> **Given exercise**: Starting at the first line of the listing, set down each line verbatim, ending with the line that contains "row-label-cell: 服务名称 <box>30" and including it.

--- --- ---

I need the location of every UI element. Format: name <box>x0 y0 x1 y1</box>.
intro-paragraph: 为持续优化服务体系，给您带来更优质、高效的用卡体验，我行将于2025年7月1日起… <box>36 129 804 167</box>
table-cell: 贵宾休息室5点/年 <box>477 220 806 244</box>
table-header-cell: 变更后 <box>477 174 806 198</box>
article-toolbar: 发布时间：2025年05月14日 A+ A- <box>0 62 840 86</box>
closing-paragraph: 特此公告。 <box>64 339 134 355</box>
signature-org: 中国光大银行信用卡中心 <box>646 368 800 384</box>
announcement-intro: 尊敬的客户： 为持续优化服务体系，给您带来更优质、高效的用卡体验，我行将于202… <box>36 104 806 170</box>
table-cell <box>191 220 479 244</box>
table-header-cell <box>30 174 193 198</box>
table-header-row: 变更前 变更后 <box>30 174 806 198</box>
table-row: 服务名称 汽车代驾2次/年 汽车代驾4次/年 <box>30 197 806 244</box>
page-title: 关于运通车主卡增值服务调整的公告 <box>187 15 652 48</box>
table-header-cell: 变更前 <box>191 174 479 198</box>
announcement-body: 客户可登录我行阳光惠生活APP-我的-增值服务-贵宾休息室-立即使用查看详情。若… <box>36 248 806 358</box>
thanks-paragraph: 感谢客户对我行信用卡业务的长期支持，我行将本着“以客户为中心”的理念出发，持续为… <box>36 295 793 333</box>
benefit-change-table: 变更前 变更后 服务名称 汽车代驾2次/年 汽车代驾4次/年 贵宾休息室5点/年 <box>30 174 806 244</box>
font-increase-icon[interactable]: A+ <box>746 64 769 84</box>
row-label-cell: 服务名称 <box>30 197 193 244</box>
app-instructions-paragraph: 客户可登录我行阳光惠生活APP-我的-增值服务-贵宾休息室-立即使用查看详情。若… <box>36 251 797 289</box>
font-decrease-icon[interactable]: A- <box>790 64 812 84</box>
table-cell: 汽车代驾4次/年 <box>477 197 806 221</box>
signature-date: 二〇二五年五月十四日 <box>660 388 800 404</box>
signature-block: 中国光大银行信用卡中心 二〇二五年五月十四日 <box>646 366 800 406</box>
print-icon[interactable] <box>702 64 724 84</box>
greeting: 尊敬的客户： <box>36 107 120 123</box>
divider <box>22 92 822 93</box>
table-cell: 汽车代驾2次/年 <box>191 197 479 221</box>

--- --- ---

> **Finished answer**:
I need the location of every UI element. Format: name <box>x0 y0 x1 y1</box>.
intro-paragraph: 为持续优化服务体系，给您带来更优质、高效的用卡体验，我行将于2025年7月1日起… <box>36 129 804 167</box>
table-cell: 贵宾休息室5点/年 <box>477 220 806 244</box>
table-header-cell: 变更后 <box>477 174 806 198</box>
article-toolbar: 发布时间：2025年05月14日 A+ A- <box>0 62 840 86</box>
closing-paragraph: 特此公告。 <box>64 339 134 355</box>
signature-org: 中国光大银行信用卡中心 <box>646 368 800 384</box>
announcement-intro: 尊敬的客户： 为持续优化服务体系，给您带来更优质、高效的用卡体验，我行将于202… <box>36 104 806 170</box>
table-cell <box>191 220 479 244</box>
table-header-cell <box>30 174 193 198</box>
table-header-row: 变更前 变更后 <box>30 174 806 198</box>
table-row: 服务名称 汽车代驾2次/年 汽车代驾4次/年 <box>30 197 806 244</box>
page-title: 关于运通车主卡增值服务调整的公告 <box>187 15 652 48</box>
table-header-cell: 变更前 <box>191 174 479 198</box>
announcement-body: 客户可登录我行阳光惠生活APP-我的-增值服务-贵宾休息室-立即使用查看详情。若… <box>36 248 806 358</box>
thanks-paragraph: 感谢客户对我行信用卡业务的长期支持，我行将本着“以客户为中心”的理念出发，持续为… <box>36 295 793 333</box>
benefit-change-table: 变更前 变更后 服务名称 汽车代驾2次/年 汽车代驾4次/年 贵宾休息室5点/年 <box>30 174 806 244</box>
font-increase-icon[interactable]: A+ <box>746 64 769 84</box>
row-label-cell: 服务名称 <box>30 197 193 244</box>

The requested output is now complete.